What to work on:
Write out every line of the material exactly as it appears.
===== Stored records
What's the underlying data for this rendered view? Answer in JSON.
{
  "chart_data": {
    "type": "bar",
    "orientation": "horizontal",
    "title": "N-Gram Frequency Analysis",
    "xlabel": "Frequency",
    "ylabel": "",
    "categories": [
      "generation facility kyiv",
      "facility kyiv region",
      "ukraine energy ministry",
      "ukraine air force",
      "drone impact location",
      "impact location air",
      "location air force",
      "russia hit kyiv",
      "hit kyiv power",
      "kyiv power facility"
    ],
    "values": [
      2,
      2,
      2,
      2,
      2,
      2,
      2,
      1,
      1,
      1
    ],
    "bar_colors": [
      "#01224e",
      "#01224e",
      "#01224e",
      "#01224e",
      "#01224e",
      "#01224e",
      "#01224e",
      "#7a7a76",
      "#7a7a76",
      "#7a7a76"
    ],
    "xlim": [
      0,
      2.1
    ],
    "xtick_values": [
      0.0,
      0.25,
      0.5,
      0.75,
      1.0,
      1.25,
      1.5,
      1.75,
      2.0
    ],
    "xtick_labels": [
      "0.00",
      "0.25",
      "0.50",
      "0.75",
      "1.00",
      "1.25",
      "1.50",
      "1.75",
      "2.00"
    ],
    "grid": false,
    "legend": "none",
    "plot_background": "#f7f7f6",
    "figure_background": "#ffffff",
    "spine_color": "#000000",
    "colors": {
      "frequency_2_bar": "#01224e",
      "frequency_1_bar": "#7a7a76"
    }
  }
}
==========
Result for this task:
What's the underlying data for this rendered view? Answer in JSON.
{
  "chart_data": {
    "type": "bar",
    "orientation": "horizontal",
    "title": "N-Gram Frequency Analysis",
    "xlabel": "Frequency",
    "ylabel": "",
    "categories": [
      "generation facility kyiv",
      "facility kyiv region",
      "ukraine energy ministry",
      "ukraine air force",
      "drone impact location",
      "impact location air",
      "location air force",
      "russia hit kyiv",
      "hit kyiv power",
      "kyiv power facility"
    ],
    "values": [
      2,
      2,
      2,
      2,
      2,
      2,
      2,
      1,
      1,
      1
    ],
    "bar_colors": [
      "#01224e",
      "#01224e",
      "#01224e",
      "#01224e",
      "#01224e",
      "#01224e",
      "#01224e",
      "#7a7a76",
      "#7a7a76",
      "#7a7a76"
    ],
    "xlim": [
      0,
      2.1
    ],
    "xtick_values": [
      0.0,
      0.25,
      0.5,
      0.75,
      1.0,
      1.25,
      1.5,
      1.75,
      2.0
    ],
    "xtick_labels": [
      "0.00",
      "0.25",
      "0.50",
      "0.75",
      "1.00",
      "1.25",
      "1.50",
      "1.75",
      "2.00"
    ],
    "grid": false,
    "legend": "none",
    "plot_background": "#f7f7f6",
    "figure_background": "#ffffff",
    "spine_color": "#000000",
    "colors": {
      "frequency_2_bar": "#01224e",
      "frequency_1_bar": "#7a7a76"
    }
  }
}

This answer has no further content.